**Task goal**
Read the listing and extract each line that includes the word "Planimetria".

(Rows from a dataset)
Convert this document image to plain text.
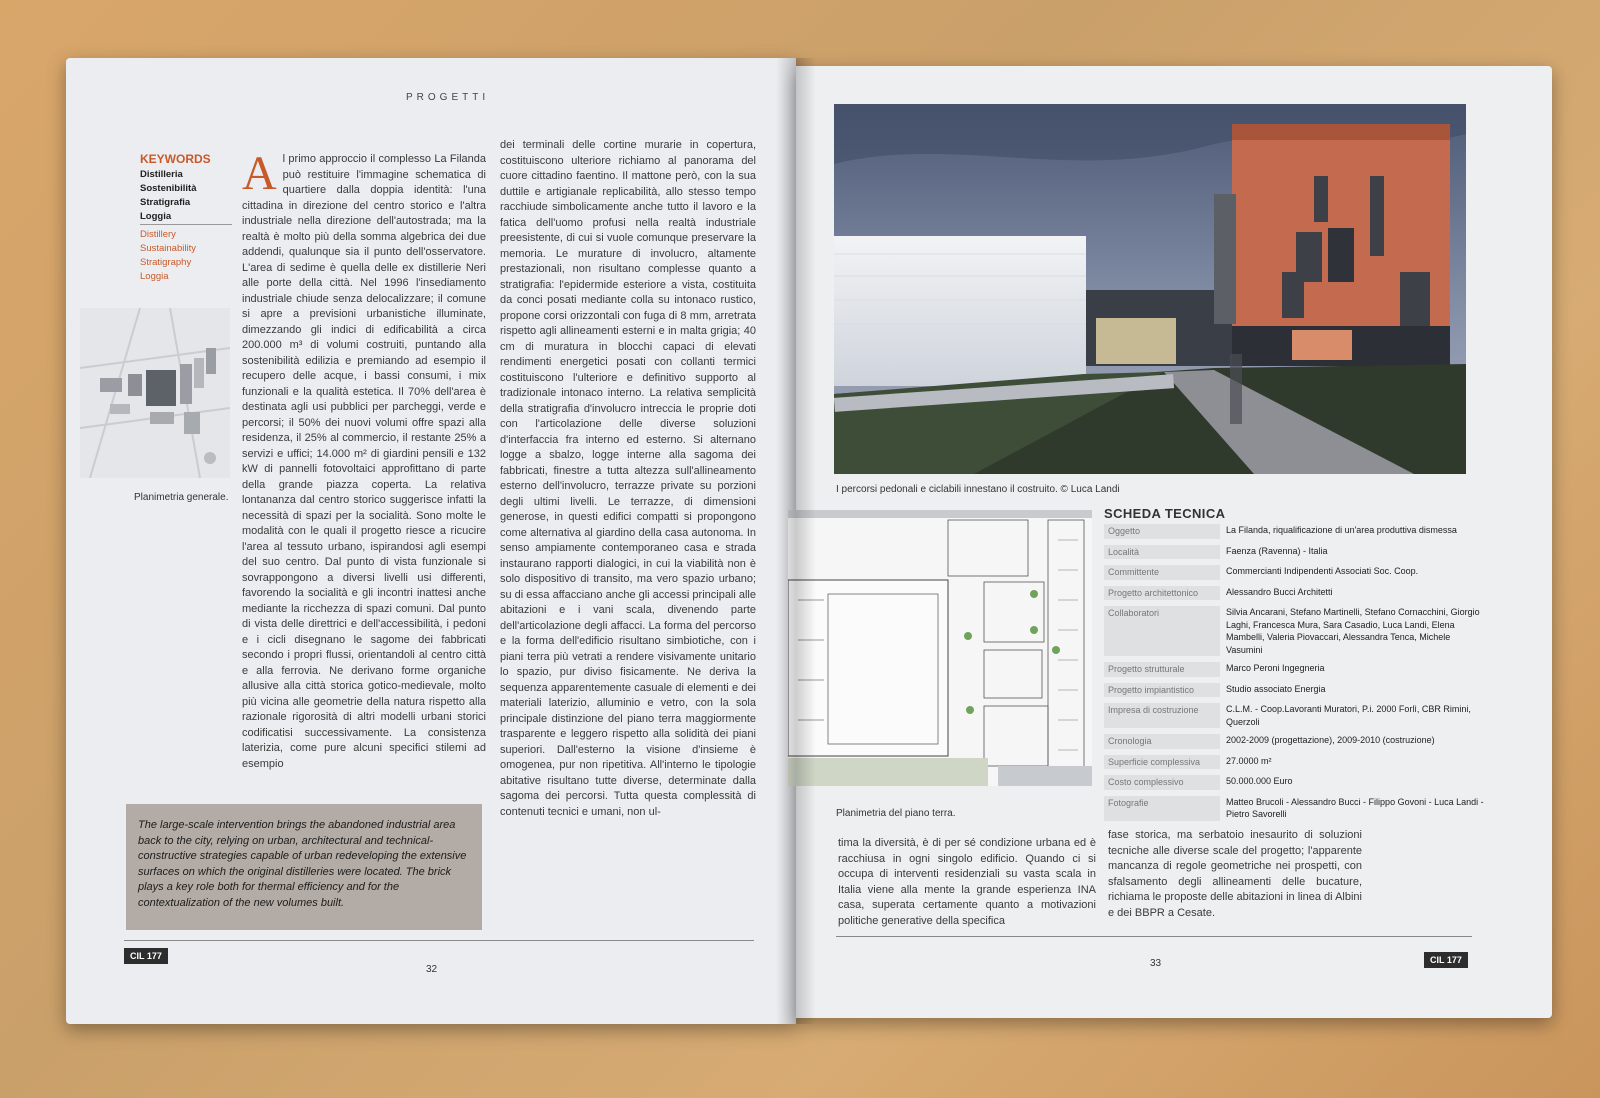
PROGETTI
KEYWORDS
Distilleria
Sostenibilità
Stratigrafia
Loggia
Distillery
Sustainability
Stratigraphy
Loggia
Planimetria generale.
Al primo approccio il complesso La Filanda può restituire l'immagine schematica di quartiere dalla doppia identità: l'una cittadina in direzione del centro storico e l'altra industriale nella direzione dell'autostrada; ma la realtà è molto più della somma algebrica dei due addendi, qualunque sia il punto dell'osservatore. L'area di sedime è quella delle ex distillerie Neri alle porte della città. Nel 1996 l'insediamento industriale chiude senza delocalizzare; il comune si apre a previsioni urbanistiche illuminate, dimezzando gli indici di edificabilità a circa 200.000 m³ di volumi costruiti, puntando alla sostenibilità edilizia e premiando ad esempio il recupero delle acque, i bassi consumi, i mix funzionali e la qualità estetica. Il 70% dell'area è destinata agli usi pubblici per parcheggi, verde e percorsi; il 50% dei nuovi volumi offre spazi alla residenza, il 25% al commercio, il restante 25% a servizi e uffici; 14.000 m² di giardini pensili e 132 kW di pannelli fotovoltaici approfittano di parte della grande piazza coperta. La relativa lontananza dal centro storico suggerisce infatti la necessità di spazi per la socialità. Sono molte le modalità con le quali il progetto riesce a ricucire l'area al tessuto urbano, ispirandosi agli esempi del suo centro. Dal punto di vista funzionale si sovrappongono a diversi livelli usi differenti, favorendo la socialità e gli incontri inattesi anche mediante la ricchezza di spazi comuni. Dal punto di vista delle direttrici e dell'accessibilità, i pedoni e i cicli disegnano le sagome dei fabbricati secondo i propri flussi, orientandoli al centro città e alla ferrovia. Ne derivano forme organiche allusive alla città storica gotico-medievale, molto più vicina alle geometrie della natura rispetto alla razionale rigorosità di altri modelli urbani storici codificatisi successivamente. La consistenza laterizia, come pure alcuni specifici stilemi ad esempio
dei terminali delle cortine murarie in copertura, costituiscono ulteriore richiamo al panorama del cuore cittadino faentino. Il mattone però, con la sua duttile e artigianale replicabilità, allo stesso tempo racchiude simbolicamente anche tutto il lavoro e la fatica dell'uomo profusi nella realtà industriale preesistente, di cui si vuole comunque preservare la memoria. Le murature di involucro, altamente prestazionali, non risultano complesse quanto a stratigrafia: l'epidermide esteriore a vista, costituita da conci posati mediante colla su intonaco rustico, propone corsi orizzontali con fuga di 8 mm, arretrata rispetto agli allineamenti esterni e in malta grigia; 40 cm di muratura in blocchi capaci di elevati rendimenti energetici posati con collanti termici costituiscono l'ulteriore e definitivo supporto al tradizionale intonaco interno. La relativa semplicità della stratigrafia d'involucro intreccia le proprie doti con l'articolazione delle diverse soluzioni d'interfaccia fra interno ed esterno. Si alternano logge a sbalzo, logge interne alla sagoma dei fabbricati, finestre a tutta altezza sull'allineamento esterno dell'involucro, terrazze private su porzioni degli ultimi livelli. Le terrazze, di dimensioni generose, in questi edifici compatti si propongono come alternativa al giardino della casa autonoma. In senso ampiamente contemporaneo casa e strada instaurano rapporti dialogici, in cui la viabilità non è solo dispositivo di transito, ma vero spazio urbano; su di essa affacciano anche gli accessi principali alle abitazioni e i vani scala, divenendo parte dell'articolazione degli affacci. La forma del percorso e la forma dell'edificio risultano simbiotiche, con i piani terra più vetrati a rendere visivamente unitario lo spazio, pur diviso fisicamente. Ne deriva la sequenza apparentemente casuale di elementi e dei materiali laterizio, alluminio e vetro, con la sola principale distinzione del piano terra maggiormente trasparente e leggero rispetto alla solidità dei piani superiori. Dall'esterno la visione d'insieme è omogenea, pur non ripetitiva. All'interno le tipologie abitative risultano tutte diverse, determinate dalla sagoma dei percorsi. Tutta questa complessità di contenuti tecnici e umani, non ul-
The large-scale intervention brings the abandoned industrial area back to the city, relying on urban, architectural and technical-constructive strategies capable of urban redeveloping the extensive surfaces on which the original distilleries were located. The brick plays a key role both for thermal efficiency and for the contextualization of the new volumes built.
CIL 177
32
I percorsi pedonali e ciclabili innestano il costruito. © Luca Landi
Planimetria del piano terra.
SCHEDA TECNICA
Oggetto	La Filanda, riqualificazione di un'area produttiva dismessa
Località	Faenza (Ravenna) - Italia
Committente	Commercianti Indipendenti Associati Soc. Coop.
Progetto architettonico	Alessandro Bucci Architetti
Collaboratori	Silvia Ancarani, Stefano Martinelli, Stefano Cornacchini, Giorgio Laghi, Francesca Mura, Sara Casadio, Luca Landi, Elena Mambelli, Valeria Piovaccari, Alessandra Tenca, Michele Vasumini
Progetto strutturale	Marco Peroni Ingegneria
Progetto impiantistico	Studio associato Energia
Impresa di costruzione	C.L.M. - Coop.Lavoranti Muratori, P.i. 2000 Forlì, CBR Rimini, Querzoli
Cronologia	2002-2009 (progettazione), 2009-2010 (costruzione)
Superficie complessiva	27.0000 m²
Costo complessivo	50.000.000 Euro
Fotografie	Matteo Brucoli - Alessandro Bucci - Filippo Govoni - Luca Landi - Pietro Savorelli
tima la diversità, è di per sé condizione urbana ed è racchiusa in ogni singolo edificio. Quando ci si occupa di interventi residenziali su vasta scala in Italia viene alla mente la grande esperienza INA casa, superata certamente quanto a motivazioni politiche generative della specifica
fase storica, ma serbatoio inesaurito di soluzioni tecniche alle diverse scale del progetto; l'apparente mancanza di regole geometriche nei prospetti, con sfalsamento degli allineamenti delle bucature, richiama le proposte delle abitazioni in linea di Albini e dei BBPR a Cesate.
33	CIL 177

**Solved exercise**
Planimetria generale.
Planimetria del piano terra.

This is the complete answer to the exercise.